### WRITTEN REQUEST:
Word for word, print each line of the listing below; pictures stay out.

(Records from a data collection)
▼
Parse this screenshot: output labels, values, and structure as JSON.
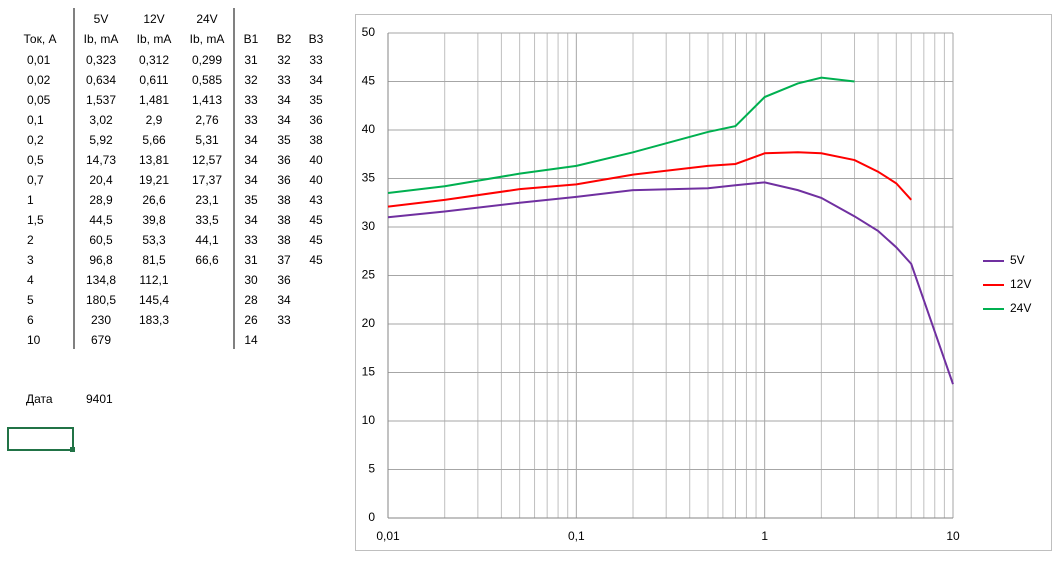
{
  "table": {
    "header_top": [
      "5V",
      "12V",
      "24V"
    ],
    "header": [
      "Ток, А",
      "Ib, mA",
      "Ib, mA",
      "Ib, mA",
      "B1",
      "B2",
      "B3"
    ],
    "rows": [
      [
        "0,01",
        "0,323",
        "0,312",
        "0,299",
        "31",
        "32",
        "33"
      ],
      [
        "0,02",
        "0,634",
        "0,611",
        "0,585",
        "32",
        "33",
        "34"
      ],
      [
        "0,05",
        "1,537",
        "1,481",
        "1,413",
        "33",
        "34",
        "35"
      ],
      [
        "0,1",
        "3,02",
        "2,9",
        "2,76",
        "33",
        "34",
        "36"
      ],
      [
        "0,2",
        "5,92",
        "5,66",
        "5,31",
        "34",
        "35",
        "38"
      ],
      [
        "0,5",
        "14,73",
        "13,81",
        "12,57",
        "34",
        "36",
        "40"
      ],
      [
        "0,7",
        "20,4",
        "19,21",
        "17,37",
        "34",
        "36",
        "40"
      ],
      [
        "1",
        "28,9",
        "26,6",
        "23,1",
        "35",
        "38",
        "43"
      ],
      [
        "1,5",
        "44,5",
        "39,8",
        "33,5",
        "34",
        "38",
        "45"
      ],
      [
        "2",
        "60,5",
        "53,3",
        "44,1",
        "33",
        "38",
        "45"
      ],
      [
        "3",
        "96,8",
        "81,5",
        "66,6",
        "31",
        "37",
        "45"
      ],
      [
        "4",
        "134,8",
        "112,1",
        null,
        "30",
        "36",
        null
      ],
      [
        "5",
        "180,5",
        "145,4",
        null,
        "28",
        "34",
        null
      ],
      [
        "6",
        "230",
        "183,3",
        null,
        "26",
        "33",
        null
      ],
      [
        "10",
        "679",
        null,
        null,
        "14",
        null,
        null
      ]
    ],
    "date_label": "Дата",
    "date_value": "9401"
  },
  "chart_data": {
    "type": "line",
    "x": [
      0.01,
      0.02,
      0.05,
      0.1,
      0.2,
      0.5,
      0.7,
      1,
      1.5,
      2,
      3,
      4,
      5,
      6,
      10
    ],
    "series": [
      {
        "name": "5V",
        "color": "#7030a0",
        "values": [
          31.0,
          31.6,
          32.5,
          33.1,
          33.8,
          34.0,
          34.3,
          34.6,
          33.8,
          33.0,
          31.1,
          29.6,
          27.9,
          26.2,
          13.8
        ]
      },
      {
        "name": "12V",
        "color": "#ff0000",
        "values": [
          32.1,
          32.8,
          33.9,
          34.4,
          35.4,
          36.3,
          36.5,
          37.6,
          37.7,
          37.6,
          36.9,
          35.7,
          34.5,
          32.8,
          null
        ]
      },
      {
        "name": "24V",
        "color": "#00b050",
        "values": [
          33.5,
          34.2,
          35.5,
          36.3,
          37.7,
          39.8,
          40.4,
          43.4,
          44.8,
          45.4,
          45.0,
          null,
          null,
          null,
          null
        ]
      }
    ],
    "xscale": "log",
    "xlim": [
      0.01,
      10
    ],
    "xticks": [
      {
        "value": 0.01,
        "label": "0,01"
      },
      {
        "value": 0.1,
        "label": "0,1"
      },
      1,
      10
    ],
    "ylim": [
      0,
      50
    ],
    "yticks": [
      0,
      5,
      10,
      15,
      20,
      25,
      30,
      35,
      40,
      45,
      50
    ],
    "grid": true,
    "legend": "right"
  }
}
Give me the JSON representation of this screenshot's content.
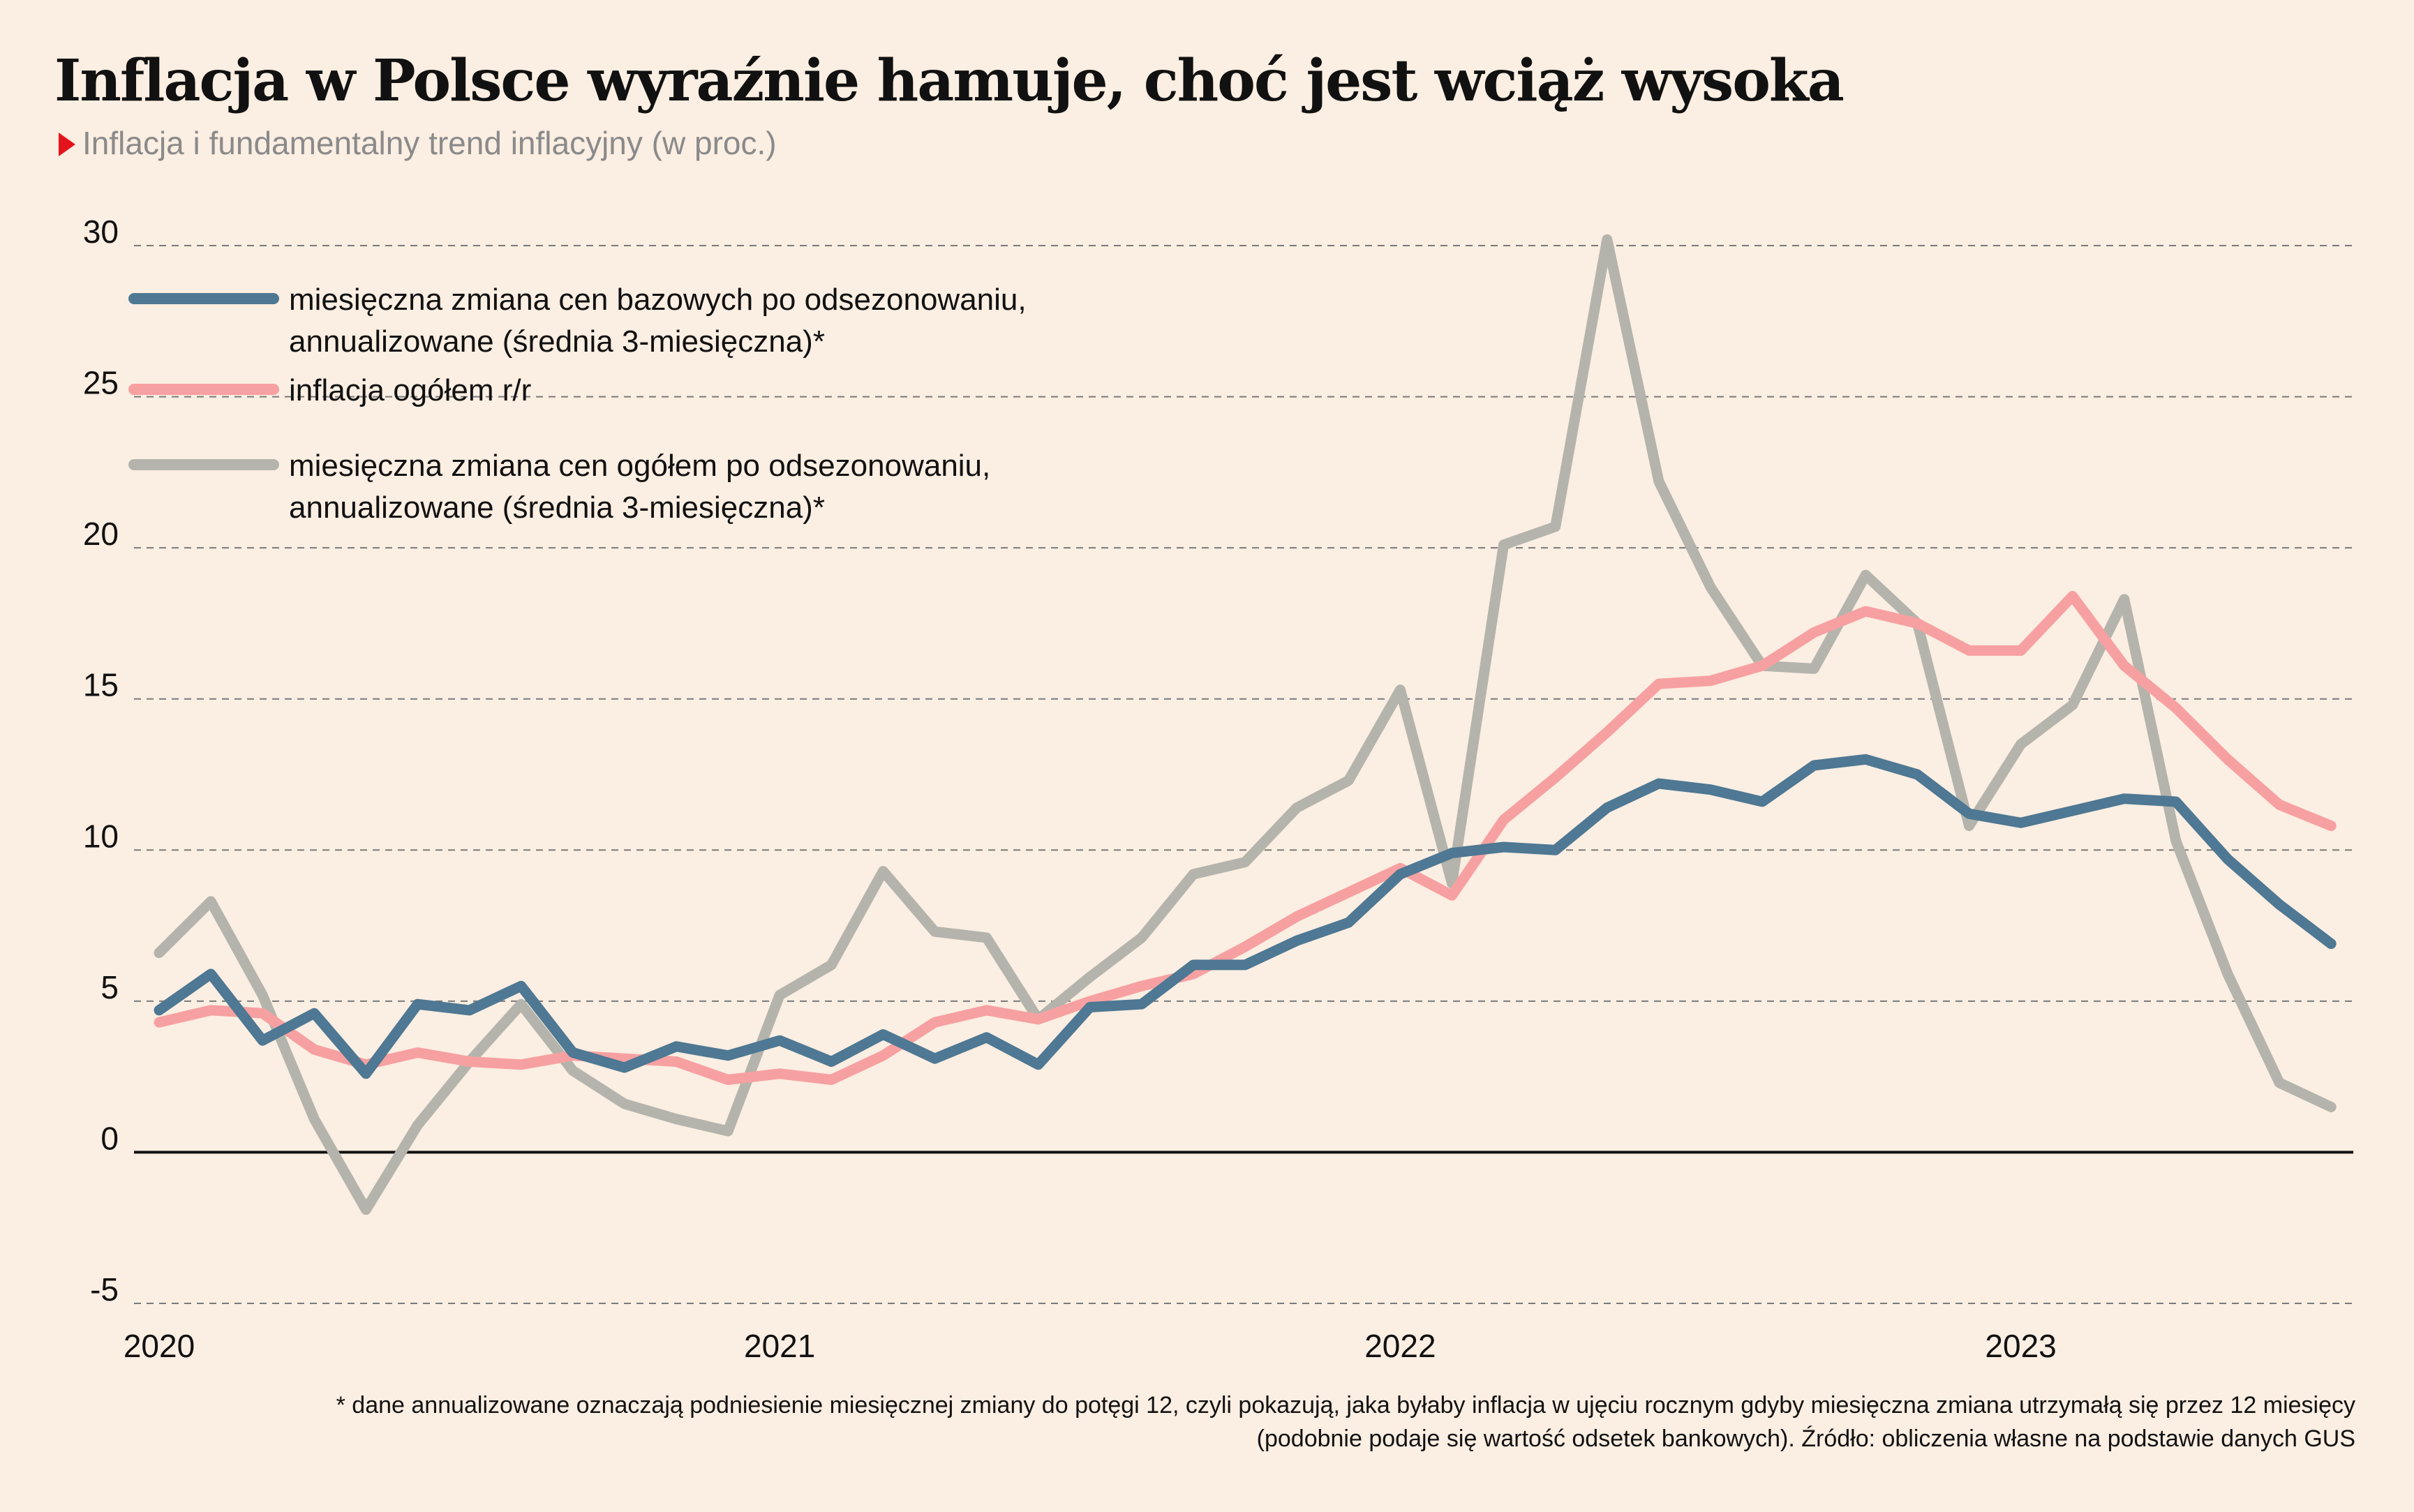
{
  "chart_data": {
    "type": "line",
    "title": "Inflacja w Polsce wyraźnie hamuje, choć jest wciąż wysoka",
    "subtitle": "Inflacja i fundamentalny trend inflacyjny (w proc.)",
    "footnote_line1": "* dane annualizowane oznaczają podniesienie miesięcznej zmiany do potęgi 12, czyli pokazują, jaka byłaby inflacja w ujęciu rocznym gdyby miesięczna zmiana utrzymałą się przez 12 miesięcy",
    "footnote_line2": "(podobnie podaje się wartość odsetek bankowych). Źródło: obliczenia własne na podstawie danych GUS",
    "ylim": [
      -5,
      30
    ],
    "yticks": [
      "-5",
      "0",
      "5",
      "10",
      "15",
      "20",
      "25",
      "30"
    ],
    "xticks": [
      "2020",
      "2021",
      "2022",
      "2023"
    ],
    "x_start": "2020-01",
    "x_end": "2023-07",
    "series": [
      {
        "name": "miesięczna zmiana cen bazowych po odsezonowaniu, annualizowane (średnia 3-miesięczna)*",
        "legend_lines": [
          "miesięczna zmiana cen bazowych po odsezonowaniu,",
          "annualizowane (średnia 3-miesięczna)*"
        ],
        "color": "#4E7893",
        "values": [
          4.7,
          5.9,
          3.7,
          4.6,
          2.6,
          4.9,
          4.7,
          5.5,
          3.3,
          2.8,
          3.5,
          3.2,
          3.7,
          3.0,
          3.9,
          3.1,
          3.8,
          2.9,
          4.8,
          4.9,
          6.2,
          6.2,
          7.0,
          7.6,
          9.2,
          9.9,
          10.1,
          10.0,
          11.4,
          12.2,
          12.0,
          11.6,
          12.8,
          13.0,
          12.5,
          11.2,
          10.9,
          11.3,
          11.7,
          11.6,
          9.7,
          8.2,
          6.9
        ]
      },
      {
        "name": "inflacja ogółem r/r",
        "legend_lines": [
          "inflacja ogółem r/r"
        ],
        "color": "#F7A0A1",
        "values": [
          4.3,
          4.7,
          4.6,
          3.4,
          2.9,
          3.3,
          3.0,
          2.9,
          3.2,
          3.1,
          3.0,
          2.4,
          2.6,
          2.4,
          3.2,
          4.3,
          4.7,
          4.4,
          5.0,
          5.5,
          5.9,
          6.8,
          7.8,
          8.6,
          9.4,
          8.5,
          11.0,
          12.4,
          13.9,
          15.5,
          15.6,
          16.1,
          17.2,
          17.9,
          17.5,
          16.6,
          16.6,
          18.4,
          16.1,
          14.7,
          13.0,
          11.5,
          10.8
        ]
      },
      {
        "name": "miesięczna zmiana cen ogółem po odsezonowaniu, annualizowane (średnia 3-miesięczna)*",
        "legend_lines": [
          "miesięczna zmiana cen ogółem po odsezonowaniu,",
          "annualizowane (średnia 3-miesięczna)*"
        ],
        "color": "#B4B4AC",
        "values": [
          6.6,
          8.3,
          5.2,
          1.1,
          -1.9,
          0.9,
          3.0,
          4.9,
          2.7,
          1.6,
          1.1,
          0.7,
          5.2,
          6.2,
          9.3,
          7.3,
          7.1,
          4.4,
          5.8,
          7.1,
          9.2,
          9.6,
          11.4,
          12.3,
          15.3,
          8.9,
          20.1,
          20.7,
          30.2,
          22.2,
          18.7,
          16.1,
          16.0,
          19.1,
          17.5,
          10.8,
          13.5,
          14.8,
          18.3,
          10.3,
          5.9,
          2.3,
          1.5
        ]
      }
    ]
  }
}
▲
### COMPLETED EXERCISE:
Parse this screenshot: output labels, values, and structure as JSON.
{
  "table": {
    "header_top": [
      "5V",
      "12V",
      "24V"
    ],
    "header": [
      "Ток, А",
      "Ib, mA",
      "Ib, mA",
      "Ib, mA",
      "B1",
      "B2",
      "B3"
    ],
    "rows": [
      [
        "0,01",
        "0,323",
        "0,312",
        "0,299",
        "31",
        "32",
        "33"
      ],
      [
        "0,02",
        "0,634",
        "0,611",
        "0,585",
        "32",
        "33",
        "34"
      ],
      [
        "0,05",
        "1,537",
        "1,481",
        "1,413",
        "33",
        "34",
        "35"
      ],
      [
        "0,1",
        "3,02",
        "2,9",
        "2,76",
        "33",
        "34",
        "36"
      ],
      [
        "0,2",
        "5,92",
        "5,66",
        "5,31",
        "34",
        "35",
        "38"
      ],
      [
        "0,5",
        "14,73",
        "13,81",
        "12,57",
        "34",
        "36",
        "40"
      ],
      [
        "0,7",
        "20,4",
        "19,21",
        "17,37",
        "34",
        "36",
        "40"
      ],
      [
        "1",
        "28,9",
        "26,6",
        "23,1",
        "35",
        "38",
        "43"
      ],
      [
        "1,5",
        "44,5",
        "39,8",
        "33,5",
        "34",
        "38",
        "45"
      ],
      [
        "2",
        "60,5",
        "53,3",
        "44,1",
        "33",
        "38",
        "45"
      ],
      [
        "3",
        "96,8",
        "81,5",
        "66,6",
        "31",
        "37",
        "45"
      ],
      [
        "4",
        "134,8",
        "112,1",
        null,
        "30",
        "36",
        null
      ],
      [
        "5",
        "180,5",
        "145,4",
        null,
        "28",
        "34",
        null
      ],
      [
        "6",
        "230",
        "183,3",
        null,
        "26",
        "33",
        null
      ],
      [
        "10",
        "679",
        null,
        null,
        "14",
        null,
        null
      ]
    ],
    "date_label": "Дата",
    "date_value": "9401"
  },
  "chart_data": {
    "type": "line",
    "x": [
      0.01,
      0.02,
      0.05,
      0.1,
      0.2,
      0.5,
      0.7,
      1,
      1.5,
      2,
      3,
      4,
      5,
      6,
      10
    ],
    "series": [
      {
        "name": "5V",
        "color": "#7030a0",
        "values": [
          31.0,
          31.6,
          32.5,
          33.1,
          33.8,
          34.0,
          34.3,
          34.6,
          33.8,
          33.0,
          31.1,
          29.6,
          27.9,
          26.2,
          13.8
        ]
      },
      {
        "name": "12V",
        "color": "#ff0000",
        "values": [
          32.1,
          32.8,
          33.9,
          34.4,
          35.4,
          36.3,
          36.5,
          37.6,
          37.7,
          37.6,
          36.9,
          35.7,
          34.5,
          32.8,
          null
        ]
      },
      {
        "name": "24V",
        "color": "#00b050",
        "values": [
          33.5,
          34.2,
          35.5,
          36.3,
          37.7,
          39.8,
          40.4,
          43.4,
          44.8,
          45.4,
          45.0,
          null,
          null,
          null,
          null
        ]
      }
    ],
    "xscale": "log",
    "xlim": [
      0.01,
      10
    ],
    "xticks": [
      {
        "value": 0.01,
        "label": "0,01"
      },
      {
        "value": 0.1,
        "label": "0,1"
      },
      1,
      10
    ],
    "ylim": [
      0,
      50
    ],
    "yticks": [
      0,
      5,
      10,
      15,
      20,
      25,
      30,
      35,
      40,
      45,
      50
    ],
    "grid": true,
    "legend": "right"
  }
}
Give me the JSON representation of this screenshot's content.
{
  "chart_data": {
    "type": "line",
    "title": "Inflacja w Polsce wyraźnie hamuje, choć jest wciąż wysoka",
    "subtitle": "Inflacja i fundamentalny trend inflacyjny (w proc.)",
    "footnote_line1": "* dane annualizowane oznaczają podniesienie miesięcznej zmiany do potęgi 12, czyli pokazują, jaka byłaby inflacja w ujęciu rocznym gdyby miesięczna zmiana utrzymałą się przez 12 miesięcy",
    "footnote_line2": "(podobnie podaje się wartość odsetek bankowych). Źródło: obliczenia własne na podstawie danych GUS",
    "ylim": [
      -5,
      30
    ],
    "yticks": [
      "-5",
      "0",
      "5",
      "10",
      "15",
      "20",
      "25",
      "30"
    ],
    "xticks": [
      "2020",
      "2021",
      "2022",
      "2023"
    ],
    "x_start": "2020-01",
    "x_end": "2023-07",
    "series": [
      {
        "name": "miesięczna zmiana cen bazowych po odsezonowaniu, annualizowane (średnia 3-miesięczna)*",
        "legend_lines": [
          "miesięczna zmiana cen bazowych po odsezonowaniu,",
          "annualizowane (średnia 3-miesięczna)*"
        ],
        "color": "#4E7893",
        "values": [
          4.7,
          5.9,
          3.7,
          4.6,
          2.6,
          4.9,
          4.7,
          5.5,
          3.3,
          2.8,
          3.5,
          3.2,
          3.7,
          3.0,
          3.9,
          3.1,
          3.8,
          2.9,
          4.8,
          4.9,
          6.2,
          6.2,
          7.0,
          7.6,
          9.2,
          9.9,
          10.1,
          10.0,
          11.4,
          12.2,
          12.0,
          11.6,
          12.8,
          13.0,
          12.5,
          11.2,
          10.9,
          11.3,
          11.7,
          11.6,
          9.7,
          8.2,
          6.9
        ]
      },
      {
        "name": "inflacja ogółem r/r",
        "legend_lines": [
          "inflacja ogółem r/r"
        ],
        "color": "#F7A0A1",
        "values": [
          4.3,
          4.7,
          4.6,
          3.4,
          2.9,
          3.3,
          3.0,
          2.9,
          3.2,
          3.1,
          3.0,
          2.4,
          2.6,
          2.4,
          3.2,
          4.3,
          4.7,
          4.4,
          5.0,
          5.5,
          5.9,
          6.8,
          7.8,
          8.6,
          9.4,
          8.5,
          11.0,
          12.4,
          13.9,
          15.5,
          15.6,
          16.1,
          17.2,
          17.9,
          17.5,
          16.6,
          16.6,
          18.4,
          16.1,
          14.7,
          13.0,
          11.5,
          10.8
        ]
      },
      {
        "name": "miesięczna zmiana cen ogółem po odsezonowaniu, annualizowane (średnia 3-miesięczna)*",
        "legend_lines": [
          "miesięczna zmiana cen ogółem po odsezonowaniu,",
          "annualizowane (średnia 3-miesięczna)*"
        ],
        "color": "#B4B4AC",
        "values": [
          6.6,
          8.3,
          5.2,
          1.1,
          -1.9,
          0.9,
          3.0,
          4.9,
          2.7,
          1.6,
          1.1,
          0.7,
          5.2,
          6.2,
          9.3,
          7.3,
          7.1,
          4.4,
          5.8,
          7.1,
          9.2,
          9.6,
          11.4,
          12.3,
          15.3,
          8.9,
          20.1,
          20.7,
          30.2,
          22.2,
          18.7,
          16.1,
          16.0,
          19.1,
          17.5,
          10.8,
          13.5,
          14.8,
          18.3,
          10.3,
          5.9,
          2.3,
          1.5
        ]
      }
    ]
  }
}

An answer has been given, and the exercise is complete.